▸ To do: Restate, word for word, all of the material shown below.

▸ Provided information:

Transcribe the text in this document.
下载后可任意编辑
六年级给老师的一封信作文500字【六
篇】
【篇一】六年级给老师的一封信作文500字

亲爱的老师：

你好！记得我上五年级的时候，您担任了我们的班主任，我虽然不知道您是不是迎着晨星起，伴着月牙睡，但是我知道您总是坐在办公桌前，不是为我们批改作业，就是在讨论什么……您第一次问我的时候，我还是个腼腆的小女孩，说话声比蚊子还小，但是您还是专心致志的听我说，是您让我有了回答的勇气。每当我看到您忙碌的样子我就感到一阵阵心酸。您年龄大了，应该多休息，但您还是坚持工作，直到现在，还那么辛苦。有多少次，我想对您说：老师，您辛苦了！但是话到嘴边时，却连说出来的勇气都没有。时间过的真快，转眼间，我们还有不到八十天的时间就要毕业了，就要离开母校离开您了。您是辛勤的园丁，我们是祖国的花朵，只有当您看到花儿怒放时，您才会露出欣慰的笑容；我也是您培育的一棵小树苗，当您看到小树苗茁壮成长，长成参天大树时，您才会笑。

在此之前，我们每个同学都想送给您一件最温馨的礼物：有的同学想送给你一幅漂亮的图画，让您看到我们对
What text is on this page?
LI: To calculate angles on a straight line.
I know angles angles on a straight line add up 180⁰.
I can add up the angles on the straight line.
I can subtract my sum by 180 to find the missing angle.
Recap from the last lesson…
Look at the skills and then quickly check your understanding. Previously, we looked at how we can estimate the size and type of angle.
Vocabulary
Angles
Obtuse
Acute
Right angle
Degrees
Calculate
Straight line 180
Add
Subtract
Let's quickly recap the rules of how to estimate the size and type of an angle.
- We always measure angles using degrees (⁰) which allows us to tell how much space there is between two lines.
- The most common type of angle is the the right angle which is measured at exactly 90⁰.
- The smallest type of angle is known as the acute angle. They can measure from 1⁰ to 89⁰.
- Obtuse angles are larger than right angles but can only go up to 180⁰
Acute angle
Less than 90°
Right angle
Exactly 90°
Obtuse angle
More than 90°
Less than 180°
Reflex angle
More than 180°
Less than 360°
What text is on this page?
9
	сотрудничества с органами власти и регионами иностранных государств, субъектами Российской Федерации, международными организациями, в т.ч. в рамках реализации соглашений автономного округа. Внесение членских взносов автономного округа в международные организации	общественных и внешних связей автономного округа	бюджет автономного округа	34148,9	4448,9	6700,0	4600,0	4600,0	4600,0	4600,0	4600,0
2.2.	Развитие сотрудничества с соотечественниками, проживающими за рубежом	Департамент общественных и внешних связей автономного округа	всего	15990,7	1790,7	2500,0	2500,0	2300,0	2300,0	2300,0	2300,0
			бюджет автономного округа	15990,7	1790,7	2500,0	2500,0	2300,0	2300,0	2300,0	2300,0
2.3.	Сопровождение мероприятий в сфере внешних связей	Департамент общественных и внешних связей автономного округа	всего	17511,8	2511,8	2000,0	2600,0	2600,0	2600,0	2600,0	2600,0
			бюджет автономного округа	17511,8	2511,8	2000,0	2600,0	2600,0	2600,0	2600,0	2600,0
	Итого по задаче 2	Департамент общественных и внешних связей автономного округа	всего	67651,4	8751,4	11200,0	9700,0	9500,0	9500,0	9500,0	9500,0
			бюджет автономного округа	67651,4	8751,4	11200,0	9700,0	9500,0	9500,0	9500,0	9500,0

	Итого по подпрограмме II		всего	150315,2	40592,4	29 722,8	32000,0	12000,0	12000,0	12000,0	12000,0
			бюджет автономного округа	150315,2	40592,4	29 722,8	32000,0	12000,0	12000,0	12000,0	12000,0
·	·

▸ Reply:
Transcribe the text in this document.
下载后可任意编辑
六年级给老师的一封信作文500字【六
篇】
【篇一】六年级给老师的一封信作文500字

亲爱的老师：

你好！记得我上五年级的时候，您担任了我们的班主任，我虽然不知道您是不是迎着晨星起，伴着月牙睡，但是我知道您总是坐在办公桌前，不是为我们批改作业，就是在讨论什么……您第一次问我的时候，我还是个腼腆的小女孩，说话声比蚊子还小，但是您还是专心致志的听我说，是您让我有了回答的勇气。每当我看到您忙碌的样子我就感到一阵阵心酸。您年龄大了，应该多休息，但您还是坚持工作，直到现在，还那么辛苦。有多少次，我想对您说：老师，您辛苦了！但是话到嘴边时，却连说出来的勇气都没有。时间过的真快，转眼间，我们还有不到八十天的时间就要毕业了，就要离开母校离开您了。您是辛勤的园丁，我们是祖国的花朵，只有当您看到花儿怒放时，您才会露出欣慰的笑容；我也是您培育的一棵小树苗，当您看到小树苗茁壮成长，长成参天大树时，您才会笑。

在此之前，我们每个同学都想送给您一件最温馨的礼物：有的同学想送给你一幅漂亮的图画，让您看到我们对
What text is on this page?
LI: To calculate angles on a straight line.
I know angles angles on a straight line add up 180⁰.
I can add up the angles on the straight line.
I can subtract my sum by 180 to find the missing angle.
Recap from the last lesson…
Look at the skills and then quickly check your understanding. Previously, we looked at how we can estimate the size and type of angle.
Vocabulary
Angles
Obtuse
Acute
Right angle
Degrees
Calculate
Straight line 180
Add
Subtract
Let's quickly recap the rules of how to estimate the size and type of an angle.
- We always measure angles using degrees (⁰) which allows us to tell how much space there is between two lines.
- The most common type of angle is the the right angle which is measured at exactly 90⁰.
- The smallest type of angle is known as the acute angle. They can measure from 1⁰ to 89⁰.
- Obtuse angles are larger than right angles but can only go up to 180⁰
Acute angle
Less than 90°
Right angle
Exactly 90°
Obtuse angle
More than 90°
Less than 180°
Reflex angle
More than 180°
Less than 360°
What text is on this page?
9
	сотрудничества с органами власти и регионами иностранных государств, субъектами Российской Федерации, международными организациями, в т.ч. в рамках реализации соглашений автономного округа. Внесение членских взносов автономного округа в международные организации	общественных и внешних связей автономного округа	бюджет автономного округа	34148,9	4448,9	6700,0	4600,0	4600,0	4600,0	4600,0	4600,0
2.2.	Развитие сотрудничества с соотечественниками, проживающими за рубежом	Департамент общественных и внешних связей автономного округа	всего	15990,7	1790,7	2500,0	2500,0	2300,0	2300,0	2300,0	2300,0
			бюджет автономного округа	15990,7	1790,7	2500,0	2500,0	2300,0	2300,0	2300,0	2300,0
2.3.	Сопровождение мероприятий в сфере внешних связей	Департамент общественных и внешних связей автономного округа	всего	17511,8	2511,8	2000,0	2600,0	2600,0	2600,0	2600,0	2600,0
			бюджет автономного округа	17511,8	2511,8	2000,0	2600,0	2600,0	2600,0	2600,0	2600,0
	Итого по задаче 2	Департамент общественных и внешних связей автономного округа	всего	67651,4	8751,4	11200,0	9700,0	9500,0	9500,0	9500,0	9500,0
			бюджет автономного округа	67651,4	8751,4	11200,0	9700,0	9500,0	9500,0	9500,0	9500,0

	Итого по подпрограмме II		всего	150315,2	40592,4	29 722,8	32000,0	12000,0	12000,0	12000,0	12000,0
			бюджет автономного округа	150315,2	40592,4	29 722,8	32000,0	12000,0	12000,0	12000,0	12000,0
·	·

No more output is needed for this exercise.